* Required work
Quote every line as given.

* Provided data
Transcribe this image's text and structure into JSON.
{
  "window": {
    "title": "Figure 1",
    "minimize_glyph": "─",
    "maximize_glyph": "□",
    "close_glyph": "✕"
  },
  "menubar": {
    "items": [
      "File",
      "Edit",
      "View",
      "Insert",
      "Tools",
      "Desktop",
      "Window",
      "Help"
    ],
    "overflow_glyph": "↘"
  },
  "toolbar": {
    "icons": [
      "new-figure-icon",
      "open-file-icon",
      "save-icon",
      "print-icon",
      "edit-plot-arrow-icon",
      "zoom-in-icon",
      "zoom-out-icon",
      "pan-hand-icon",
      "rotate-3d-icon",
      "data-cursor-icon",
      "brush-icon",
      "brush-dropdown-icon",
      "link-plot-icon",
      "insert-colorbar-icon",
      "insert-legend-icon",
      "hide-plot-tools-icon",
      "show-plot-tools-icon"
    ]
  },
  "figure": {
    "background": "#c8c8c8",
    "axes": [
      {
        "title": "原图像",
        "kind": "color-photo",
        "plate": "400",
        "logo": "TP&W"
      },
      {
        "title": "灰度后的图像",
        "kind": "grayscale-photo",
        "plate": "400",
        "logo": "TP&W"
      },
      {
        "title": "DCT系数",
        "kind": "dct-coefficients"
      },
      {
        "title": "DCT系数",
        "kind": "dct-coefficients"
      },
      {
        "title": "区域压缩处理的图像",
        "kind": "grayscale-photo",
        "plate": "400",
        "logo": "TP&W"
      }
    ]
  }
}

* Solution for this exercise
Transcribe this image's text and structure into JSON.
{
  "window": {
    "title": "Figure 1",
    "minimize_glyph": "─",
    "maximize_glyph": "□",
    "close_glyph": "✕"
  },
  "menubar": {
    "items": [
      "File",
      "Edit",
      "View",
      "Insert",
      "Tools",
      "Desktop",
      "Window",
      "Help"
    ],
    "overflow_glyph": "↘"
  },
  "toolbar": {
    "icons": [
      "new-figure-icon",
      "open-file-icon",
      "save-icon",
      "print-icon",
      "edit-plot-arrow-icon",
      "zoom-in-icon",
      "zoom-out-icon",
      "pan-hand-icon",
      "rotate-3d-icon",
      "data-cursor-icon",
      "brush-icon",
      "brush-dropdown-icon",
      "link-plot-icon",
      "insert-colorbar-icon",
      "insert-legend-icon",
      "hide-plot-tools-icon",
      "show-plot-tools-icon"
    ]
  },
  "figure": {
    "background": "#c8c8c8",
    "axes": [
      {
        "title": "原图像",
        "kind": "color-photo",
        "plate": "400",
        "logo": "TP&W"
      },
      {
        "title": "灰度后的图像",
        "kind": "grayscale-photo",
        "plate": "400",
        "logo": "TP&W"
      },
      {
        "title": "DCT系数",
        "kind": "dct-coefficients"
      },
      {
        "title": "DCT系数",
        "kind": "dct-coefficients"
      },
      {
        "title": "区域压缩处理的图像",
        "kind": "grayscale-photo",
        "plate": "400",
        "logo": "TP&W"
      }
    ]
  }
}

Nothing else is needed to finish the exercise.